* WRITTEN EXERCISE *
Copy out the lines of the items below with "bounding box" swapped for "bounding rectangle" and nothing else altered. Leave the pictures out of your answer.

* INPUT MATERIAL *
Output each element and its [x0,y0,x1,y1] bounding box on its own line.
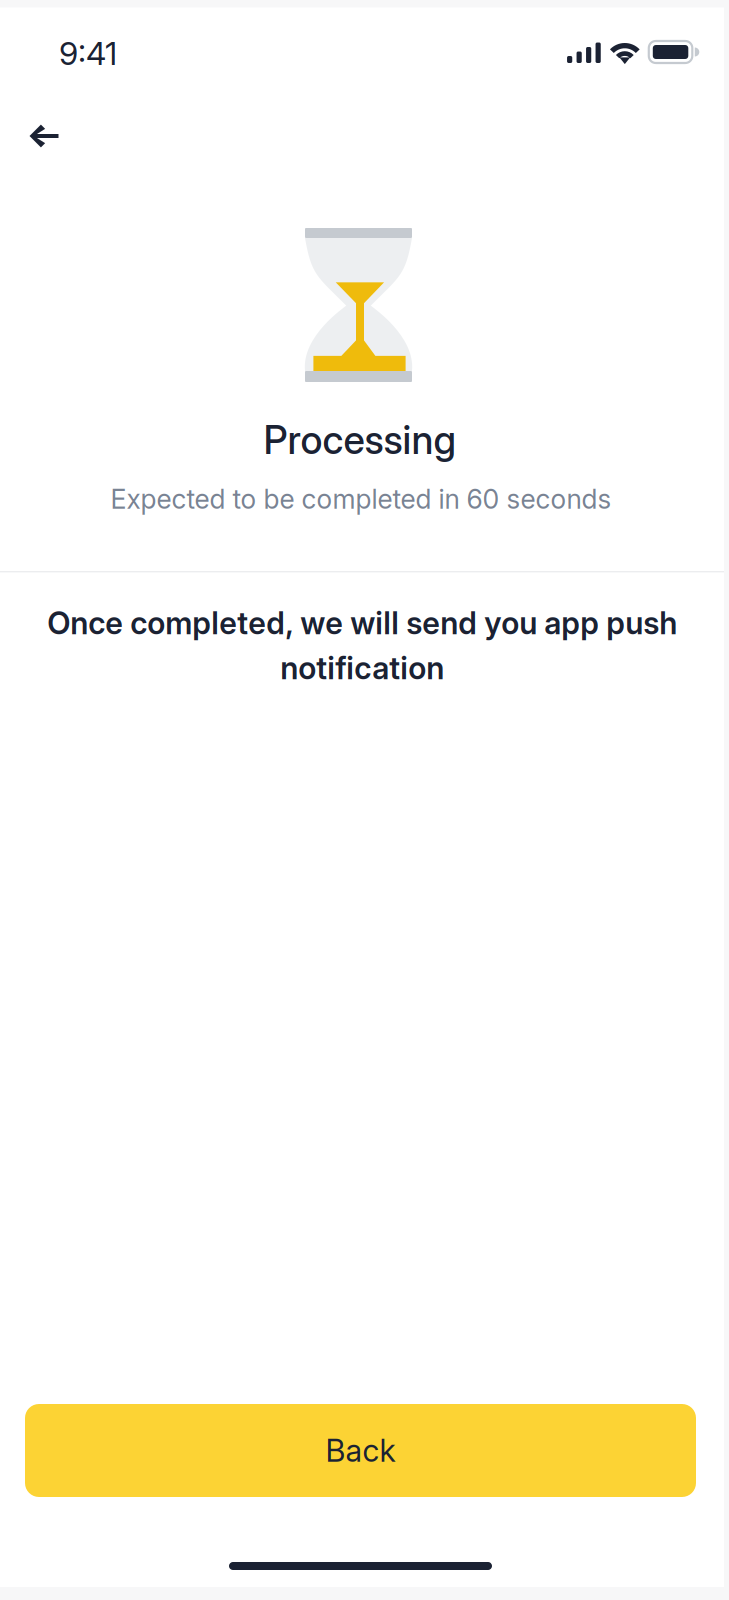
button[interactable]: Back [25,1404,696,1497]
staticText: Expected to be completed in 60 seconds [110,483,612,515]
staticText: 9:41 [59,34,117,73]
staticText: Once completed, we will send you app pus… [47,604,677,687]
button[interactable]: Back [14,106,74,166]
staticText: Back [326,1432,396,1469]
staticText: Processing [264,416,456,463]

* FINAL RESULT *
Output each element and its [x0,y0,x1,y1] bounding rectangle on its own line.
button[interactable]: Back [25,1404,696,1497]
staticText: Expected to be completed in 60 seconds [110,483,612,515]
staticText: 9:41 [59,34,117,73]
staticText: Once completed, we will send you app pus… [47,604,677,687]
button[interactable]: Back [14,106,74,166]
staticText: Back [326,1432,396,1469]
staticText: Processing [264,416,456,463]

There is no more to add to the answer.